»»

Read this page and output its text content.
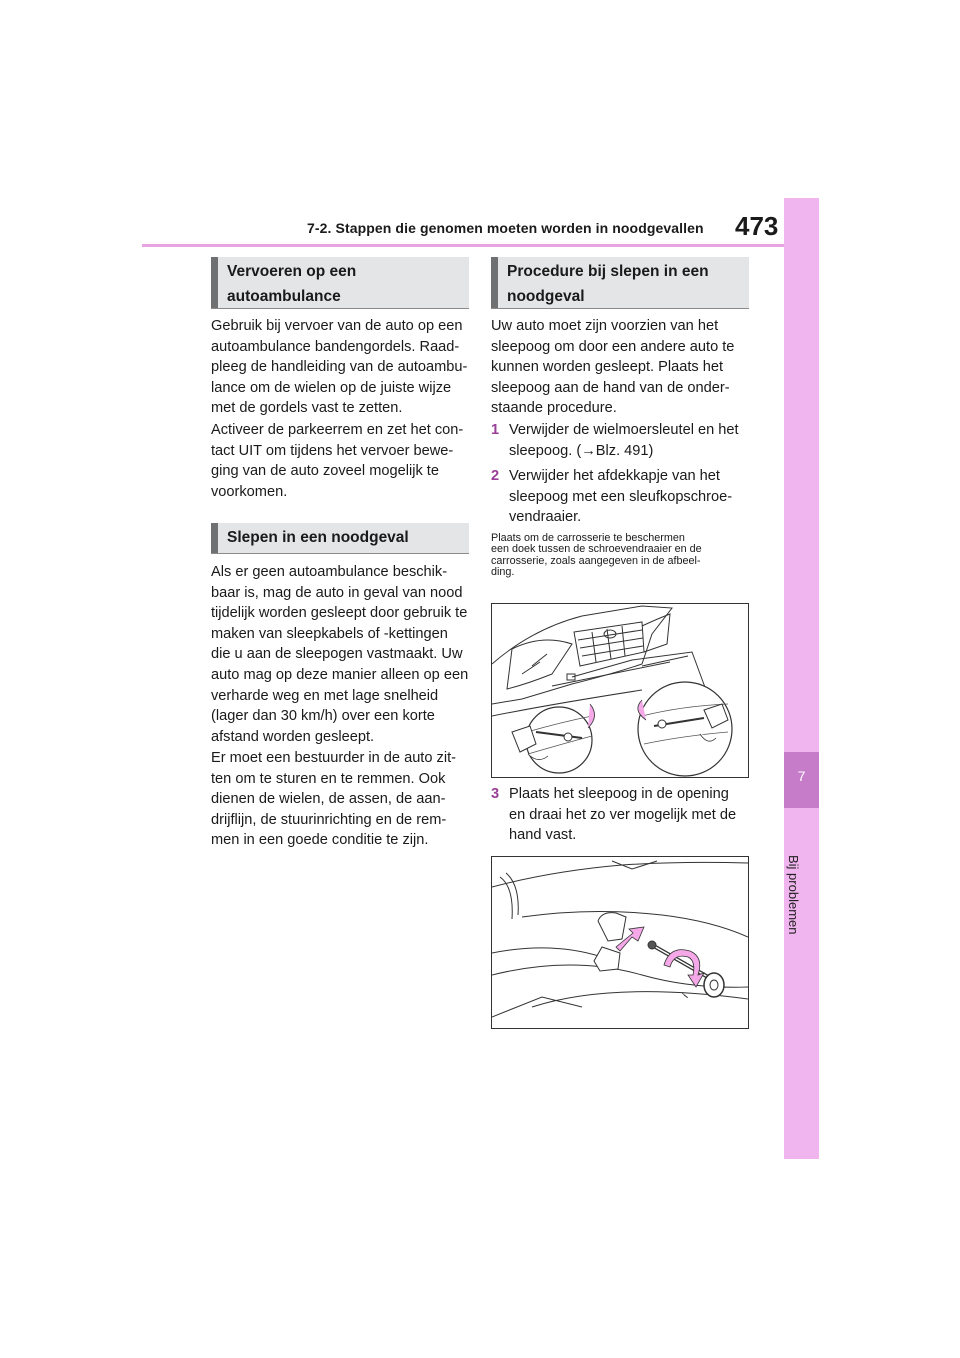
7-2. Stappen die genomen moeten worden in noodgevallen 473
7
Bij problemen
Vervoeren op een
autoambulance
Gebruik bij vervoer van de auto op een
autoambulance bandengordels. Raad-
pleeg de handleiding van de autoambu-
lance om de wielen op de juiste wijze
met de gordels vast te zetten.
Activeer de parkeerrem en zet het con-
tact UIT om tijdens het vervoer bewe-
ging van de auto zoveel mogelijk te
voorkomen.
Slepen in een noodgeval
Als er geen autoambulance beschik-
baar is, mag de auto in geval van nood
tijdelijk worden gesleept door gebruik te
maken van sleepkabels of -kettingen
die u aan de sleepogen vastmaakt. Uw
auto mag op deze manier alleen op een
verharde weg en met lage snelheid
(lager dan 30 km/h) over een korte
afstand worden gesleept.
Er moet een bestuurder in de auto zit-
ten om te sturen en te remmen. Ook
dienen de wielen, de assen, de aan-
drijflijn, de stuurinrichting en de rem-
men in een goede conditie te zijn.
Procedure bij slepen in een
noodgeval
Uw auto moet zijn voorzien van het
sleepoog om door een andere auto te
kunnen worden gesleept. Plaats het
sleepoog aan de hand van de onder-
staande procedure.
1 Verwijder de wielmoersleutel en het
sleepoog. (→Blz. 491)
2 Verwijder het afdekkapje van het
sleepoog met een sleufkopschroe-
vendraaier.
Plaats om de carrosserie te beschermen
een doek tussen de schroevendraaier en de
carrosserie, zoals aangegeven in de afbeel-
ding.
3 Plaats het sleepoog in de opening
en draai het zo ver mogelijk met de
hand vast.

««

What you need to do: Work out how many lines of the material above contain "door", then write that number alone.

Exercise answer: 2